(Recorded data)
[Start]

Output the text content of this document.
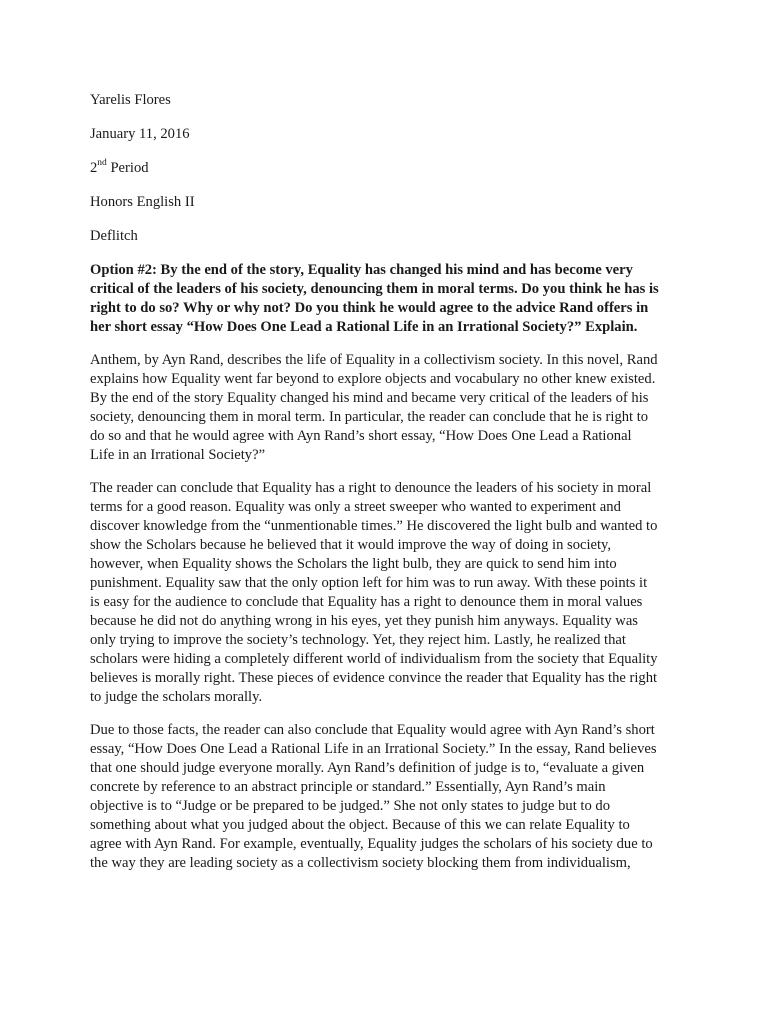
Yarelis Flores
January 11, 2016
2nd Period
Honors English II
Deflitch
Option #2: By the end of the story, Equality has changed his mind and has become very
critical of the leaders of his society, denouncing them in moral terms. Do you think he has is
right to do so? Why or why not? Do you think he would agree to the advice Rand offers in
her short essay “How Does One Lead a Rational Life in an Irrational Society?” Explain.
Anthem, by Ayn Rand, describes the life of Equality in a collectivism society. In this novel, Rand
explains how Equality went far beyond to explore objects and vocabulary no other knew existed.
By the end of the story Equality changed his mind and became very critical of the leaders of his
society, denouncing them in moral term. In particular, the reader can conclude that he is right to
do so and that he would agree with Ayn Rand’s short essay, “How Does One Lead a Rational
Life in an Irrational Society?”
The reader can conclude that Equality has a right to denounce the leaders of his society in moral
terms for a good reason. Equality was only a street sweeper who wanted to experiment and
discover knowledge from the “unmentionable times.” He discovered the light bulb and wanted to
show the Scholars because he believed that it would improve the way of doing in society,
however, when Equality shows the Scholars the light bulb, they are quick to send him into
punishment. Equality saw that the only option left for him was to run away. With these points it
is easy for the audience to conclude that Equality has a right to denounce them in moral values
because he did not do anything wrong in his eyes, yet they punish him anyways. Equality was
only trying to improve the society’s technology. Yet, they reject him. Lastly, he realized that
scholars were hiding a completely different world of individualism from the society that Equality
believes is morally right. These pieces of evidence convince the reader that Equality has the right
to judge the scholars morally.
Due to those facts, the reader can also conclude that Equality would agree with Ayn Rand’s short
essay, “How Does One Lead a Rational Life in an Irrational Society.” In the essay, Rand believes
that one should judge everyone morally. Ayn Rand’s definition of judge is to, “evaluate a given
concrete by reference to an abstract principle or standard.” Essentially, Ayn Rand’s main
objective is to “Judge or be prepared to be judged.” She not only states to judge but to do
something about what you judged about the object. Because of this we can relate Equality to
agree with Ayn Rand. For example, eventually, Equality judges the scholars of his society due to
the way they are leading society as a collectivism society blocking them from individualism,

[End]

Given exercise
Do not include the images; transcribe the rest of the listing exactly.

In response
Output the text content of this document.
Yarelis Flores
January 11, 2016
2nd Period
Honors English II
Deflitch
Option #2: By the end of the story, Equality has changed his mind and has become very
critical of the leaders of his society, denouncing them in moral terms. Do you think he has is
right to do so? Why or why not? Do you think he would agree to the advice Rand offers in
her short essay “How Does One Lead a Rational Life in an Irrational Society?” Explain.
Anthem, by Ayn Rand, describes the life of Equality in a collectivism society. In this novel, Rand
explains how Equality went far beyond to explore objects and vocabulary no other knew existed.
By the end of the story Equality changed his mind and became very critical of the leaders of his
society, denouncing them in moral term. In particular, the reader can conclude that he is right to
do so and that he would agree with Ayn Rand’s short essay, “How Does One Lead a Rational
Life in an Irrational Society?”
The reader can conclude that Equality has a right to denounce the leaders of his society in moral
terms for a good reason. Equality was only a street sweeper who wanted to experiment and
discover knowledge from the “unmentionable times.” He discovered the light bulb and wanted to
show the Scholars because he believed that it would improve the way of doing in society,
however, when Equality shows the Scholars the light bulb, they are quick to send him into
punishment. Equality saw that the only option left for him was to run away. With these points it
is easy for the audience to conclude that Equality has a right to denounce them in moral values
because he did not do anything wrong in his eyes, yet they punish him anyways. Equality was
only trying to improve the society’s technology. Yet, they reject him. Lastly, he realized that
scholars were hiding a completely different world of individualism from the society that Equality
believes is morally right. These pieces of evidence convince the reader that Equality has the right
to judge the scholars morally.
Due to those facts, the reader can also conclude that Equality would agree with Ayn Rand’s short
essay, “How Does One Lead a Rational Life in an Irrational Society.” In the essay, Rand believes
that one should judge everyone morally. Ayn Rand’s definition of judge is to, “evaluate a given
concrete by reference to an abstract principle or standard.” Essentially, Ayn Rand’s main
objective is to “Judge or be prepared to be judged.” She not only states to judge but to do
something about what you judged about the object. Because of this we can relate Equality to
agree with Ayn Rand. For example, eventually, Equality judges the scholars of his society due to
the way they are leading society as a collectivism society blocking them from individualism,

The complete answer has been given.